Task — Repeat, without any change, the entries presented below.
── Stored rows
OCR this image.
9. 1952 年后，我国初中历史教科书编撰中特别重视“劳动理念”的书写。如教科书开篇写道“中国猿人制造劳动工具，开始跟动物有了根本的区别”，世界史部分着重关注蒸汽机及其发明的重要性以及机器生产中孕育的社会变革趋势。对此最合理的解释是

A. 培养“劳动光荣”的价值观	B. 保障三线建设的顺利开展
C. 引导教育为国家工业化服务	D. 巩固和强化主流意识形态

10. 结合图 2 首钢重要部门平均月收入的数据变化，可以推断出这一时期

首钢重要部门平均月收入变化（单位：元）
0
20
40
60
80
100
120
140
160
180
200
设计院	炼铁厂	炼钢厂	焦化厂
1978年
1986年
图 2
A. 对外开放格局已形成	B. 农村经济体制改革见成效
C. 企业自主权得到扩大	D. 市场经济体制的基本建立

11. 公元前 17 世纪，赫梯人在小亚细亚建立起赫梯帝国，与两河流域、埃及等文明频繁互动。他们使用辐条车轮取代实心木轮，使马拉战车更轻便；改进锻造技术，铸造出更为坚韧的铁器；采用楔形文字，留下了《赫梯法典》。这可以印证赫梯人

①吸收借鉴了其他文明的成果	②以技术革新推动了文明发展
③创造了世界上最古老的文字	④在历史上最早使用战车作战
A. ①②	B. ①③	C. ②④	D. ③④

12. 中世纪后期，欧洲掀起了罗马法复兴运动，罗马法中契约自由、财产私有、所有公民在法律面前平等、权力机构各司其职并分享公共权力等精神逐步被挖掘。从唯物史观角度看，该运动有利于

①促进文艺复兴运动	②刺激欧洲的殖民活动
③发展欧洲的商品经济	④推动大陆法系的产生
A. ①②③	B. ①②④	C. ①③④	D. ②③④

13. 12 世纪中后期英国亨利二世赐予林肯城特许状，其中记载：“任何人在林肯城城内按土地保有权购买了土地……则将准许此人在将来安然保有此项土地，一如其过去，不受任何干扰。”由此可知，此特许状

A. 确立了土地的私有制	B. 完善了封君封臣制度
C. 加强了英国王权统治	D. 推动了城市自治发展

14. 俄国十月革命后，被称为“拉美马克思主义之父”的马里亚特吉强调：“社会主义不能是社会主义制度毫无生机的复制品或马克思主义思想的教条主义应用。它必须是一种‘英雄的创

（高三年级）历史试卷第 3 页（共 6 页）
────
Correct result —
OCR this image.
9. 1952 年后，我国初中历史教科书编撰中特别重视“劳动理念”的书写。如教科书开篇写道“中国猿人制造劳动工具，开始跟动物有了根本的区别”，世界史部分着重关注蒸汽机及其发明的重要性以及机器生产中孕育的社会变革趋势。对此最合理的解释是

A. 培养“劳动光荣”的价值观	B. 保障三线建设的顺利开展
C. 引导教育为国家工业化服务	D. 巩固和强化主流意识形态

10. 结合图 2 首钢重要部门平均月收入的数据变化，可以推断出这一时期

首钢重要部门平均月收入变化（单位：元）
0
20
40
60
80
100
120
140
160
180
200
设计院	炼铁厂	炼钢厂	焦化厂
1978年
1986年
图 2
A. 对外开放格局已形成	B. 农村经济体制改革见成效
C. 企业自主权得到扩大	D. 市场经济体制的基本建立

11. 公元前 17 世纪，赫梯人在小亚细亚建立起赫梯帝国，与两河流域、埃及等文明频繁互动。他们使用辐条车轮取代实心木轮，使马拉战车更轻便；改进锻造技术，铸造出更为坚韧的铁器；采用楔形文字，留下了《赫梯法典》。这可以印证赫梯人

①吸收借鉴了其他文明的成果	②以技术革新推动了文明发展
③创造了世界上最古老的文字	④在历史上最早使用战车作战
A. ①②	B. ①③	C. ②④	D. ③④

12. 中世纪后期，欧洲掀起了罗马法复兴运动，罗马法中契约自由、财产私有、所有公民在法律面前平等、权力机构各司其职并分享公共权力等精神逐步被挖掘。从唯物史观角度看，该运动有利于

①促进文艺复兴运动	②刺激欧洲的殖民活动
③发展欧洲的商品经济	④推动大陆法系的产生
A. ①②③	B. ①②④	C. ①③④	D. ②③④

13. 12 世纪中后期英国亨利二世赐予林肯城特许状，其中记载：“任何人在林肯城城内按土地保有权购买了土地……则将准许此人在将来安然保有此项土地，一如其过去，不受任何干扰。”由此可知，此特许状

A. 确立了土地的私有制	B. 完善了封君封臣制度
C. 加强了英国王权统治	D. 推动了城市自治发展

14. 俄国十月革命后，被称为“拉美马克思主义之父”的马里亚特吉强调：“社会主义不能是社会主义制度毫无生机的复制品或马克思主义思想的教条主义应用。它必须是一种‘英雄的创

（高三年级）历史试卷第 3 页（共 6 页）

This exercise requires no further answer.